(Figure data in JSON)
^^^^

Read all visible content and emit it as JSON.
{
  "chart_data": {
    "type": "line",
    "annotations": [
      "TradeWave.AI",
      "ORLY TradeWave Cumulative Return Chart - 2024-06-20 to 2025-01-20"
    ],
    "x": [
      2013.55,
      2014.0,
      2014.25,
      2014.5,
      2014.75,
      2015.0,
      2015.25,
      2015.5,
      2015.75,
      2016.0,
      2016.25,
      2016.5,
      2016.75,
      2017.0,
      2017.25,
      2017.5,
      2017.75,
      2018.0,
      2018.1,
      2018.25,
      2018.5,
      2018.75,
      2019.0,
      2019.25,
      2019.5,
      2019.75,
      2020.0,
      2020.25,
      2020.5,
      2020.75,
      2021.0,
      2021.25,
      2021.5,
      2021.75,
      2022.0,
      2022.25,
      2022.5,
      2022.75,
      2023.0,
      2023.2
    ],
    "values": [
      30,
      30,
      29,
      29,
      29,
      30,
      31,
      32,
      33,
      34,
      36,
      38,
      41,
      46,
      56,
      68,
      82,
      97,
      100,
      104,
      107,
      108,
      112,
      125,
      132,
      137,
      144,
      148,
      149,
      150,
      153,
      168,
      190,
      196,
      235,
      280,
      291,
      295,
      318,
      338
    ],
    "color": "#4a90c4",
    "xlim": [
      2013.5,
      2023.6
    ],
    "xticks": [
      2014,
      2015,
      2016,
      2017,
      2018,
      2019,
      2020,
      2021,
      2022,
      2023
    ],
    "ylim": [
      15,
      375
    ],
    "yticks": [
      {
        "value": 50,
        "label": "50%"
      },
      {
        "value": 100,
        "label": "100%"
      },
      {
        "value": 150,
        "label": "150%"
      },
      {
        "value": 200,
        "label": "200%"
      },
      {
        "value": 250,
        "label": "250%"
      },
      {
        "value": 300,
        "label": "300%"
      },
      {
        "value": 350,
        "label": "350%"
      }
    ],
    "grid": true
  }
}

^^^^

# [Work to complete]
All of the entries should be written out again exactly.

# [Final answer]
Read all visible content and emit it as JSON.
{
  "chart_data": {
    "type": "line",
    "annotations": [
      "TradeWave.AI",
      "ORLY TradeWave Cumulative Return Chart - 2024-06-20 to 2025-01-20"
    ],
    "x": [
      2013.55,
      2014.0,
      2014.25,
      2014.5,
      2014.75,
      2015.0,
      2015.25,
      2015.5,
      2015.75,
      2016.0,
      2016.25,
      2016.5,
      2016.75,
      2017.0,
      2017.25,
      2017.5,
      2017.75,
      2018.0,
      2018.1,
      2018.25,
      2018.5,
      2018.75,
      2019.0,
      2019.25,
      2019.5,
      2019.75,
      2020.0,
      2020.25,
      2020.5,
      2020.75,
      2021.0,
      2021.25,
      2021.5,
      2021.75,
      2022.0,
      2022.25,
      2022.5,
      2022.75,
      2023.0,
      2023.2
    ],
    "values": [
      30,
      30,
      29,
      29,
      29,
      30,
      31,
      32,
      33,
      34,
      36,
      38,
      41,
      46,
      56,
      68,
      82,
      97,
      100,
      104,
      107,
      108,
      112,
      125,
      132,
      137,
      144,
      148,
      149,
      150,
      153,
      168,
      190,
      196,
      235,
      280,
      291,
      295,
      318,
      338
    ],
    "color": "#4a90c4",
    "xlim": [
      2013.5,
      2023.6
    ],
    "xticks": [
      2014,
      2015,
      2016,
      2017,
      2018,
      2019,
      2020,
      2021,
      2022,
      2023
    ],
    "ylim": [
      15,
      375
    ],
    "yticks": [
      {
        "value": 50,
        "label": "50%"
      },
      {
        "value": 100,
        "label": "100%"
      },
      {
        "value": 150,
        "label": "150%"
      },
      {
        "value": 200,
        "label": "200%"
      },
      {
        "value": 250,
        "label": "250%"
      },
      {
        "value": 300,
        "label": "300%"
      },
      {
        "value": 350,
        "label": "350%"
      }
    ],
    "grid": true
  }
}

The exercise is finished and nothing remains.